* TASK TO CARRY OUT
Render every line of the entries below as a JSON list of strings, one string per line, omitting blank lines. Leave the pictures out of the answer.

* INPUT DATA
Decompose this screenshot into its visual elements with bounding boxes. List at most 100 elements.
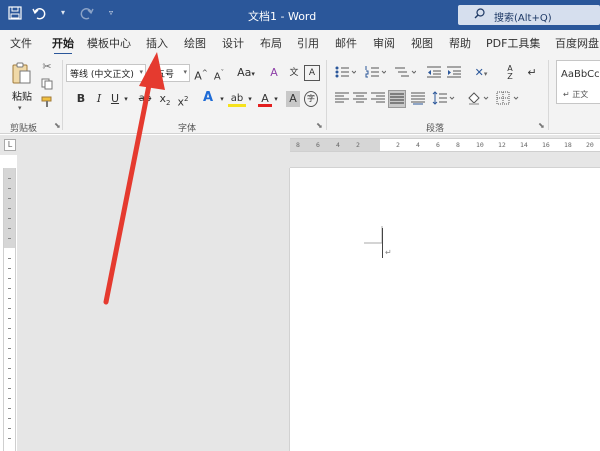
paragraph-group-label: 段落 — [426, 124, 445, 134]
font-color-button[interactable]: A — [258, 91, 272, 107]
tab-pdf-tools[interactable]: PDF工具集 — [486, 35, 540, 51]
ruler-label: 16 — [542, 141, 550, 149]
align-right-icon[interactable] — [370, 91, 386, 107]
horizontal-ruler[interactable]: 8 6 4 2 2 4 6 8 10 12 14 16 18 20 — [290, 138, 600, 152]
char-border-button[interactable]: A — [304, 65, 320, 81]
shrink-font-button[interactable]: Aˇ — [212, 65, 226, 82]
sort-icon[interactable]: AZ — [502, 65, 518, 81]
ruler-label: 8 — [456, 141, 460, 149]
chinese-layout-icon[interactable]: ✕▾ — [470, 65, 492, 81]
borders-icon[interactable] — [496, 91, 520, 107]
separator — [62, 60, 63, 130]
tab-mailings[interactable]: 邮件 — [335, 35, 357, 51]
tab-draw[interactable]: 绘图 — [184, 35, 206, 51]
numbering-icon[interactable] — [364, 65, 387, 81]
strikethrough-button[interactable]: ab — [136, 91, 154, 107]
paste-button[interactable]: 粘贴 ▾ — [8, 60, 34, 116]
bold-button[interactable]: B — [74, 91, 88, 107]
multilevel-list-icon[interactable] — [394, 65, 417, 81]
ruler-label: 18 — [564, 141, 572, 149]
paste-dropdown-icon[interactable]: ▾ — [18, 104, 22, 112]
underline-dropdown-icon[interactable]: ▾ — [122, 91, 130, 107]
quick-access-toolbar: ▾ ▿ — [8, 6, 118, 20]
distributed-icon[interactable] — [410, 91, 426, 107]
text-effects-dropdown-icon[interactable]: ▾ — [218, 91, 226, 107]
tab-baidu-netdisk[interactable]: 百度网盘 — [555, 35, 599, 51]
shading-icon[interactable] — [466, 91, 490, 107]
tab-view[interactable]: 视图 — [411, 35, 433, 51]
underline-button[interactable]: U — [108, 91, 122, 107]
ruler-label: 4 — [336, 141, 340, 149]
cut-icon[interactable]: ✂ — [40, 60, 54, 74]
tab-home[interactable]: 开始 — [52, 35, 74, 55]
ruler-label: 4 — [416, 141, 420, 149]
ribbon-home: 粘贴 ▾ ✂ 剪贴板 ⬊ 等线 (中文正文) ▾ 五号 ▾ A^ Aˇ Aa▾ … — [0, 54, 600, 134]
style-sample: AaBbCcDd — [561, 69, 600, 80]
chevron-down-icon: ▾ — [183, 68, 187, 76]
text-effects-button[interactable]: A — [198, 90, 218, 106]
line-spacing-icon[interactable] — [432, 91, 456, 107]
chevron-down-icon: ▾ — [139, 68, 143, 76]
undo-dropdown-icon[interactable]: ▾ — [56, 6, 70, 20]
format-painter-icon[interactable] — [40, 96, 54, 110]
margin-corner-mark — [364, 226, 383, 244]
document-page[interactable] — [290, 168, 600, 451]
style-name: ↵ 正文 — [563, 90, 589, 99]
paragraph-launcher-icon[interactable]: ⬊ — [538, 121, 545, 130]
font-name-value: 等线 (中文正文) — [70, 70, 134, 80]
subscript-button[interactable]: x2 — [158, 91, 172, 107]
search-placeholder: 搜索(Alt+Q) — [494, 13, 552, 24]
phonetic-guide-button[interactable]: 文 — [286, 65, 302, 81]
vertical-ruler[interactable] — [3, 168, 16, 451]
highlight-button[interactable]: ab — [228, 91, 246, 107]
font-name-select[interactable]: 等线 (中文正文) ▾ — [66, 64, 146, 82]
style-normal[interactable]: AaBbCcDd ↵ 正文 — [556, 60, 600, 104]
ruler-label: 14 — [520, 141, 528, 149]
highlight-dropdown-icon[interactable]: ▾ — [246, 91, 254, 107]
tab-review[interactable]: 审阅 — [373, 35, 395, 51]
char-shading-button[interactable]: A — [286, 91, 300, 107]
ruler-label: 10 — [476, 141, 484, 149]
font-size-select[interactable]: 五号 ▾ — [150, 64, 190, 82]
paste-label: 粘贴 — [12, 92, 32, 103]
separator — [326, 60, 327, 130]
copy-icon[interactable] — [40, 78, 54, 92]
search-box[interactable]: 搜索(Alt+Q) — [458, 5, 600, 25]
ruler-label: 2 — [396, 141, 400, 149]
clear-format-icon[interactable]: A — [266, 65, 282, 81]
ruler-label: 2 — [356, 141, 360, 149]
ruler-label: 8 — [296, 141, 300, 149]
tab-file[interactable]: 文件 — [10, 35, 32, 51]
ruler-label: 12 — [498, 141, 506, 149]
align-left-icon[interactable] — [334, 91, 350, 107]
font-size-value: 五号 — [156, 70, 175, 80]
bullets-icon[interactable] — [334, 65, 357, 81]
change-case-button[interactable]: Aa▾ — [234, 65, 258, 81]
clipboard-icon — [11, 62, 31, 84]
tab-references[interactable]: 引用 — [297, 35, 319, 51]
enclose-chars-button[interactable]: 字 — [304, 91, 318, 107]
tab-layout[interactable]: 布局 — [260, 35, 282, 51]
increase-indent-icon[interactable] — [446, 65, 462, 81]
font-launcher-icon[interactable]: ⬊ — [316, 121, 323, 130]
tab-help[interactable]: 帮助 — [449, 35, 471, 51]
superscript-button[interactable]: x2 — [176, 91, 190, 109]
align-center-icon[interactable] — [352, 91, 368, 107]
font-color-dropdown-icon[interactable]: ▾ — [272, 91, 280, 107]
ribbon-tabs: 文件 开始 模板中心 插入 绘图 设计 布局 引用 邮件 审阅 视图 帮助 PD… — [0, 30, 600, 55]
decrease-indent-icon[interactable] — [426, 65, 442, 81]
tab-selector[interactable]: L — [4, 139, 16, 151]
grow-font-button[interactable]: A^ — [194, 65, 208, 83]
undo-icon[interactable] — [32, 6, 46, 20]
redo-icon[interactable] — [80, 6, 94, 20]
show-marks-icon[interactable]: ↵ — [524, 65, 540, 81]
customize-qat-icon[interactable]: ▿ — [104, 6, 118, 20]
ruler-label: 20 — [586, 141, 594, 149]
tab-design[interactable]: 设计 — [222, 35, 244, 51]
tab-insert[interactable]: 插入 — [146, 35, 168, 51]
clipboard-launcher-icon[interactable]: ⬊ — [54, 121, 61, 130]
tab-template-center[interactable]: 模板中心 — [87, 35, 131, 51]
italic-button[interactable]: I — [92, 91, 106, 107]
justify-icon[interactable] — [388, 90, 406, 108]
save-icon[interactable] — [8, 6, 22, 20]
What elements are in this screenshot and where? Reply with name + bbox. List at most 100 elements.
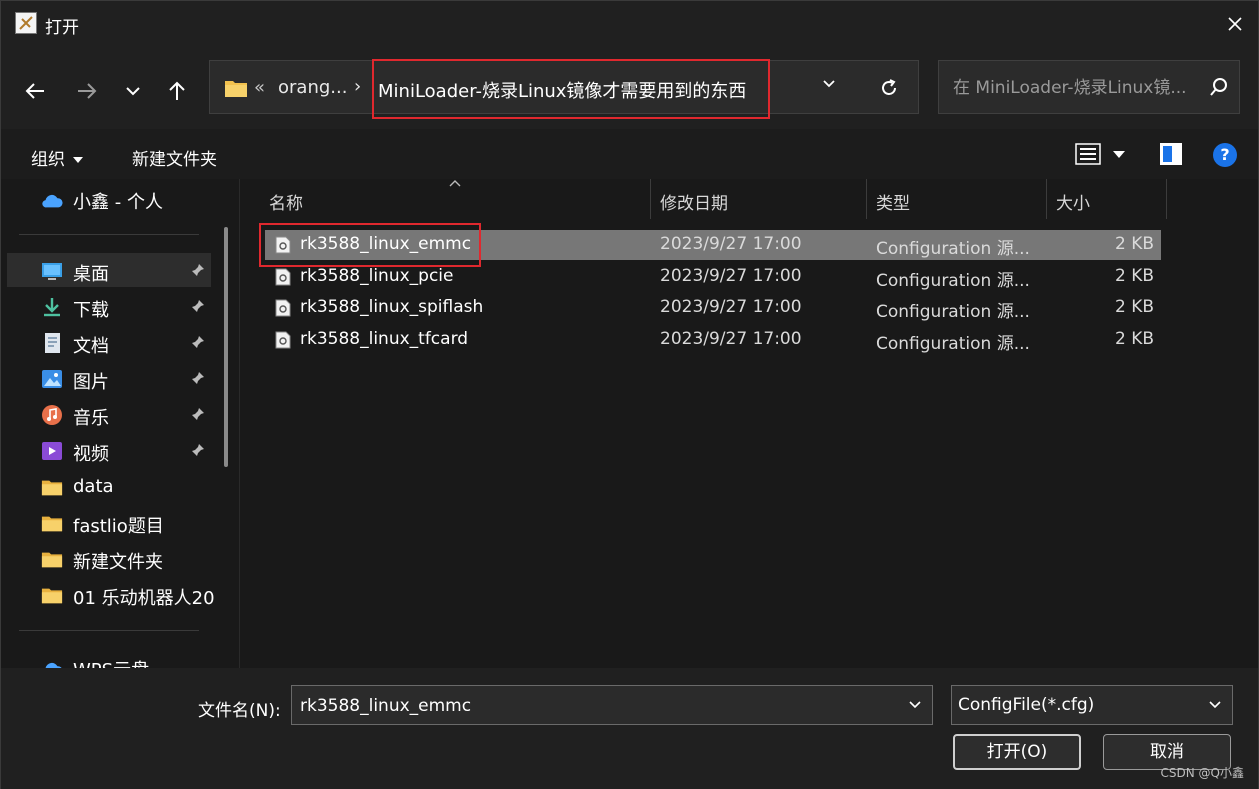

* OUTPUT OF THE EXERCISE
[
  "Decompose this screenshot into its visual elements with bounding boxes. List at most 100 elements.",
  "paragraph-group-label: 段落 — [426, 124, 445, 134]",
  "font-color-button[interactable]: A — [258, 91, 272, 107]",
  "tab-pdf-tools[interactable]: PDF工具集 — [486, 35, 540, 51]",
  "ruler-label: 16 — [542, 141, 550, 149]",
  "align-right-icon[interactable] — [370, 91, 386, 107]",
  "horizontal-ruler[interactable]: 8 6 4 2 2 4 6 8 10 12 14 16 18 20 — [290, 138, 600, 152]",
  "char-border-button[interactable]: A — [304, 65, 320, 81]",
  "shrink-font-button[interactable]: Aˇ — [212, 65, 226, 82]",
  "sort-icon[interactable]: AZ — [502, 65, 518, 81]",
  "ruler-label: 8 — [456, 141, 460, 149]",
  "chinese-layout-icon[interactable]: ✕▾ — [470, 65, 492, 81]",
  "borders-icon[interactable] — [496, 91, 520, 107]",
  "separator — [62, 60, 63, 130]",
  "tab-mailings[interactable]: 邮件 — [335, 35, 357, 51]",
  "tab-draw[interactable]: 绘图 — [184, 35, 206, 51]",
  "numbering-icon[interactable] — [364, 65, 387, 81]",
  "strikethrough-button[interactable]: ab — [136, 91, 154, 107]",
  "paste-button[interactable]: 粘贴 ▾ — [8, 60, 34, 116]",
  "bold-button[interactable]: B — [74, 91, 88, 107]",
  "multilevel-list-icon[interactable] — [394, 65, 417, 81]",
  "ruler-label: 18 — [564, 141, 572, 149]",
  "paste-dropdown-icon[interactable]: ▾ — [18, 104, 22, 112]",
  "underline-dropdown-icon[interactable]: ▾ — [122, 91, 130, 107]",
  "quick-access-toolbar: ▾ ▿ — [8, 6, 118, 20]",
  "distributed-icon[interactable] — [410, 91, 426, 107]",
  "text-effects-dropdown-icon[interactable]: ▾ — [218, 91, 226, 107]",
  "tab-baidu-netdisk[interactable]: 百度网盘 — [555, 35, 599, 51]",
  "shading-icon[interactable] — [466, 91, 490, 107]",
  "tab-view[interactable]: 视图 — [411, 35, 433, 51]",
  "underline-button[interactable]: U — [108, 91, 122, 107]",
  "ruler-label: 4 — [336, 141, 340, 149]",
  "cut-icon[interactable]: ✂ — [40, 60, 54, 74]",
  "tab-home[interactable]: 开始 — [52, 35, 74, 55]",
  "ruler-label: 4 — [416, 141, 420, 149]",
  "ribbon-home: 粘贴 ▾ ✂ 剪贴板 ⬊ 等线 (中文正文) ▾ 五号 ▾ A^ Aˇ Aa▾ … — [0, 54, 600, 134]",
  "style-sample: AaBbCcDd — [561, 69, 600, 80]",
  "chevron-down-icon: ▾ — [183, 68, 187, 76]",
  "text-effects-button[interactable]: A — [198, 90, 218, 106]",
  "line-spacing-icon[interactable] — [432, 91, 456, 107]",
  "chevron-down-icon: ▾ — [139, 68, 143, 76]",
  "undo-dropdown-icon[interactable]: ▾ — [56, 6, 70, 20]",
  "format-painter-icon[interactable] — [40, 96, 54, 110]",
  "margin-corner-mark — [364, 226, 383, 244]",
  "document-page[interactable] — [290, 168, 600, 451]",
  "style-name: ↵ 正文 — [563, 90, 589, 99]",
  "paragraph-launcher-icon[interactable]: ⬊ — [538, 121, 545, 130]",
  "font-name-value: 等线 (中文正文) — [70, 70, 134, 80]",
  "subscript-button[interactable]: x2 — [158, 91, 172, 107]",
  "search-placeholder: 搜索(Alt+Q) — [494, 13, 552, 24]",
  "phonetic-guide-button[interactable]: 文 — [286, 65, 302, 81]",
  "vertical-ruler[interactable] — [3, 168, 16, 451]",
  "highlight-button[interactable]: ab — [228, 91, 246, 107]",
  "font-name-select[interactable]: 等线 (中文正文) ▾ — [66, 64, 146, 82]",
  "style-normal[interactable]: AaBbCcDd ↵ 正文 — [556, 60, 600, 104]",
  "ruler-label: 14 — [520, 141, 528, 149]",
  "highlight-dropdown-icon[interactable]: ▾ — [246, 91, 254, 107]",
  "tab-review[interactable]: 审阅 — [373, 35, 395, 51]",
  "char-shading-button[interactable]: A — [286, 91, 300, 107]",
  "ruler-label: 10 — [476, 141, 484, 149]",
  "font-size-select[interactable]: 五号 ▾ — [150, 64, 190, 82]",
  "paste-label: 粘贴 — [12, 92, 32, 103]",
  "separator — [326, 60, 327, 130]",
  "copy-icon[interactable] — [40, 78, 54, 92]",
  "search-box[interactable]: 搜索(Alt+Q) — [458, 5, 600, 25]",
  "ruler-label: 2 — [396, 141, 400, 149]",
  "clear-format-icon[interactable]: A — [266, 65, 282, 81]",
  "ruler-label: 2 — [356, 141, 360, 149]",
  "ruler-label: 8 — [296, 141, 300, 149]",
  "tab-file[interactable]: 文件 — [10, 35, 32, 51]",
  "ruler-label: 12 — [498, 141, 506, 149]",
  "align-left-icon[interactable] — [334, 91, 350, 107]",
  "font-size-value: 五号 — [156, 70, 175, 80]",
  "bullets-icon[interactable] — [334, 65, 357, 81]",
  "change-case-button[interactable]: Aa▾ — [234, 65, 258, 81]",
  "clipboard-icon — [11, 62, 31, 84]",
  "tab-references[interactable]: 引用 — [297, 35, 319, 51]",
  "enclose-chars-button[interactable]: 字 — [304, 91, 318, 107]",
  "tab-layout[interactable]: 布局 — [260, 35, 282, 51]",
  "increase-indent-icon[interactable] — [446, 65, 462, 81]",
  "font-launcher-icon[interactable]: ⬊ — [316, 121, 323, 130]",
  "tab-help[interactable]: 帮助 — [449, 35, 471, 51]",
  "superscript-button[interactable]: x2 — [176, 91, 190, 109]",
  "align-center-icon[interactable] — [352, 91, 368, 107]",
  "font-color-dropdown-icon[interactable]: ▾ — [272, 91, 280, 107]",
  "ribbon-tabs: 文件 开始 模板中心 插入 绘图 设计 布局 引用 邮件 审阅 视图 帮助 PD… — [0, 30, 600, 55]",
  "decrease-indent-icon[interactable] — [426, 65, 442, 81]",
  "tab-selector[interactable]: L — [4, 139, 16, 151]",
  "grow-font-button[interactable]: A^ — [194, 65, 208, 83]",
  "undo-icon[interactable] — [32, 6, 46, 20]",
  "redo-icon[interactable] — [80, 6, 94, 20]",
  "show-marks-icon[interactable]: ↵ — [524, 65, 540, 81]",
  "customize-qat-icon[interactable]: ▿ — [104, 6, 118, 20]",
  "ruler-label: 20 — [586, 141, 594, 149]",
  "tab-design[interactable]: 设计 — [222, 35, 244, 51]",
  "tab-insert[interactable]: 插入 — [146, 35, 168, 51]",
  "clipboard-launcher-icon[interactable]: ⬊ — [54, 121, 61, 130]",
  "tab-template-center[interactable]: 模板中心 — [87, 35, 131, 51]",
  "italic-button[interactable]: I — [92, 91, 106, 107]",
  "justify-icon[interactable] — [388, 90, 406, 108]",
  "save-icon[interactable] — [8, 6, 22, 20]",
  "What elements are in this screenshot and where? Reply with name + bbox. List at most 100 elements."
]